--- STATED PROBLEM ---
Report all lines holding "camera".

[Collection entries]
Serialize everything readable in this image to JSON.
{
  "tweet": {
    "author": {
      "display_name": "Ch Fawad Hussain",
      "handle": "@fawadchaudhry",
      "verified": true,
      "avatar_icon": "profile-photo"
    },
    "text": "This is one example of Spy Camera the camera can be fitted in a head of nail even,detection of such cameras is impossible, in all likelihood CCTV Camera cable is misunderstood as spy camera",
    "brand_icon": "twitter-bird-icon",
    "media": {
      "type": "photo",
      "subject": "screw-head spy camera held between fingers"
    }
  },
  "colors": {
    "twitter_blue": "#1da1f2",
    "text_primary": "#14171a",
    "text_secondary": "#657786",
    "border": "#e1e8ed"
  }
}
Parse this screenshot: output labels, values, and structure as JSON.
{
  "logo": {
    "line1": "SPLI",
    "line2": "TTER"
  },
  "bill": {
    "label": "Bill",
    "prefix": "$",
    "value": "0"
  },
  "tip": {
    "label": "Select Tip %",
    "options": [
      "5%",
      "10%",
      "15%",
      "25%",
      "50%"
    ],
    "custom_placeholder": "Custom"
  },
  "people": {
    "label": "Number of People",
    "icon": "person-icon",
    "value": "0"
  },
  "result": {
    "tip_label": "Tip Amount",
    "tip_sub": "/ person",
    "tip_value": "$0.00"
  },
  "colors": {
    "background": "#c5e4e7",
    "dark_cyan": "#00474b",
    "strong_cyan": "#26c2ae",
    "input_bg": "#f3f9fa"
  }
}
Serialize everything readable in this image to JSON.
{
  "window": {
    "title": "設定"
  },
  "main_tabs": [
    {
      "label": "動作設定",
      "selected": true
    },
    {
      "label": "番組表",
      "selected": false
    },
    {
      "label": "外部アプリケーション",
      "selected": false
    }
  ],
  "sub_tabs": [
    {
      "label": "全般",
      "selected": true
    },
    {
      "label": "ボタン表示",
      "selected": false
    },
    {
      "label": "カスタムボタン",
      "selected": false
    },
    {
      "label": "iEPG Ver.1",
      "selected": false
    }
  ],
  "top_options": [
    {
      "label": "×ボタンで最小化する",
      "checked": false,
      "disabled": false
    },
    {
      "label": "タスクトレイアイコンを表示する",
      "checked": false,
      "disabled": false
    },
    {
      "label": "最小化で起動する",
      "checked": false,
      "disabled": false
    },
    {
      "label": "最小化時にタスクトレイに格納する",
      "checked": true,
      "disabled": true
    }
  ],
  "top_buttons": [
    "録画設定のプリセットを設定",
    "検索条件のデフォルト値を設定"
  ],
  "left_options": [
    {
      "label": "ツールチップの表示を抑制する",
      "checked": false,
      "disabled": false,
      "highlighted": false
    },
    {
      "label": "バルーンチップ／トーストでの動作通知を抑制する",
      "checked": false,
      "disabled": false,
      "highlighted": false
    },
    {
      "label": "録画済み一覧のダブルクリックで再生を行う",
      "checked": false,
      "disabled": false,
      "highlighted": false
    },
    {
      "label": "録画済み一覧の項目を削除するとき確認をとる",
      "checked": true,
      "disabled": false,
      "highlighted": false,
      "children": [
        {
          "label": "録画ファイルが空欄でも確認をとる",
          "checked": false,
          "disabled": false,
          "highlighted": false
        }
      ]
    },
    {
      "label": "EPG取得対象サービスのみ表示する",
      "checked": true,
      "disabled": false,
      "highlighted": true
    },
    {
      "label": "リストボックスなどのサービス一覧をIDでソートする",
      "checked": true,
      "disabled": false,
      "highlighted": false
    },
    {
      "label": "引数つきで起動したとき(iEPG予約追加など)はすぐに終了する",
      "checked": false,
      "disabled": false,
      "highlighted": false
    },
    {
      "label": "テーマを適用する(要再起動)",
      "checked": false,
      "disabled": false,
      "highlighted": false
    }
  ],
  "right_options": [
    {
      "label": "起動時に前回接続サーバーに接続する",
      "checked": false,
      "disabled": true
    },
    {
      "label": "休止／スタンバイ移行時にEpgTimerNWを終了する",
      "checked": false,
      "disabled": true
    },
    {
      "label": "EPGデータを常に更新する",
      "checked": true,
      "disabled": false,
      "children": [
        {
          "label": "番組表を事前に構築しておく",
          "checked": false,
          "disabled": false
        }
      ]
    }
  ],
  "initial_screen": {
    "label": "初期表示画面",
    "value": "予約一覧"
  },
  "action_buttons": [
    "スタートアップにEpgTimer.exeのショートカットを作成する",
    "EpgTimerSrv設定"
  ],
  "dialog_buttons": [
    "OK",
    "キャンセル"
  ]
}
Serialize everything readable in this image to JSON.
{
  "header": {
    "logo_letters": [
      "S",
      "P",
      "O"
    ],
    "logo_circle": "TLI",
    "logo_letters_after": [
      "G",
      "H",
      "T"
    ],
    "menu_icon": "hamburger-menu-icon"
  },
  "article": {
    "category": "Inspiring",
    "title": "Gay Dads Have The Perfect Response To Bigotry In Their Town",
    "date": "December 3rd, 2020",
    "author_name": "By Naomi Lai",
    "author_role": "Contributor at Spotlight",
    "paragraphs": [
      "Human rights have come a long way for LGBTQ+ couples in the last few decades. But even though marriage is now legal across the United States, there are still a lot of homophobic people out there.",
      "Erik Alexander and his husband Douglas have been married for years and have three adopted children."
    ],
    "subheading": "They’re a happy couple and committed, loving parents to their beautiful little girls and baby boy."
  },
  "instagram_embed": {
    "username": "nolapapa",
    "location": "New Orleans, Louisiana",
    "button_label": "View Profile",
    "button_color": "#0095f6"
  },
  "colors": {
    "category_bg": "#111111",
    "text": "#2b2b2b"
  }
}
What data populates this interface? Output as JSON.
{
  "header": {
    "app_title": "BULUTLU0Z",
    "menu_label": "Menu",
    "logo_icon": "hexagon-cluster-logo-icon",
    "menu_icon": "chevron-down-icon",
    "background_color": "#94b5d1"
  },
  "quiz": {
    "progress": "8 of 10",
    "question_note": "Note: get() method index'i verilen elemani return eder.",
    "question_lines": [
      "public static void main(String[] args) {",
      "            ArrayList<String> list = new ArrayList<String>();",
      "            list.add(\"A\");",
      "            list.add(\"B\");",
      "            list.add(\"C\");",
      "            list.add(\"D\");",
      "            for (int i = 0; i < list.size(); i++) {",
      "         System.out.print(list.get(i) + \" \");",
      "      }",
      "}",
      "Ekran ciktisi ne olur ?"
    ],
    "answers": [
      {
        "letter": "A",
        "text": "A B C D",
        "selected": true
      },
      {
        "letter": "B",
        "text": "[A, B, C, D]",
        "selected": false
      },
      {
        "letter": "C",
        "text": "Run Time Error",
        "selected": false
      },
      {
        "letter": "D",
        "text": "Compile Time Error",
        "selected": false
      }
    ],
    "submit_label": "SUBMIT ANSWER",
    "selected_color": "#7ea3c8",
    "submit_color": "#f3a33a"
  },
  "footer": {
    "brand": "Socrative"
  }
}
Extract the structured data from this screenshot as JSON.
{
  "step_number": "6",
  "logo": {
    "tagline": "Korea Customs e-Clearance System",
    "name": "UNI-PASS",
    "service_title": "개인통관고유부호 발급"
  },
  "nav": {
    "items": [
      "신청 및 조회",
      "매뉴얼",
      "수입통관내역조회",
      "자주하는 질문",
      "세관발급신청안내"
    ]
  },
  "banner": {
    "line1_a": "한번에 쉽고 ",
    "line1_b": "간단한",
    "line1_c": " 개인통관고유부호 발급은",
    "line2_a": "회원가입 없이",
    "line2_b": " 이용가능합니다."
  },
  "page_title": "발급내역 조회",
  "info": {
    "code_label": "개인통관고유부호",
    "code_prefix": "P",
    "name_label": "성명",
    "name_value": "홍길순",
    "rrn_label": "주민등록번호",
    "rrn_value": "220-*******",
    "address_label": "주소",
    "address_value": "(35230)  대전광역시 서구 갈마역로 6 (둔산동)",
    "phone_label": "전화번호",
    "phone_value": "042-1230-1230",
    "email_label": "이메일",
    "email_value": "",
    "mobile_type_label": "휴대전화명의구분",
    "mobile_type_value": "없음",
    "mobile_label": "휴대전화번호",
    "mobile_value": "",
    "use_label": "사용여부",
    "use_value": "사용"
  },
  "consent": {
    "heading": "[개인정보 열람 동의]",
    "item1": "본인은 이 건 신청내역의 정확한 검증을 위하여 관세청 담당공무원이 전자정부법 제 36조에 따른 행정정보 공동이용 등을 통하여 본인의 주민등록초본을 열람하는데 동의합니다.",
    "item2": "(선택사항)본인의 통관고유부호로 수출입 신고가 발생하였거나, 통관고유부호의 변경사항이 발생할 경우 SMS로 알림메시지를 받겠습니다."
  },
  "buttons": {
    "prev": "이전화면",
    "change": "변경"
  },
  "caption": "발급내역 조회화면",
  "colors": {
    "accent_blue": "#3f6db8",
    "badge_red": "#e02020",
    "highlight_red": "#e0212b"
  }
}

--- EXPECTED ANSWER ---
    "text": "This is one example of Spy Camera the camera can be fitted in a head of nail even,detection of such cameras is impossible, in all likelihood CCTV Camera cable is misunderstood as spy camera",
      "subject": "screw-head spy camera held between fingers"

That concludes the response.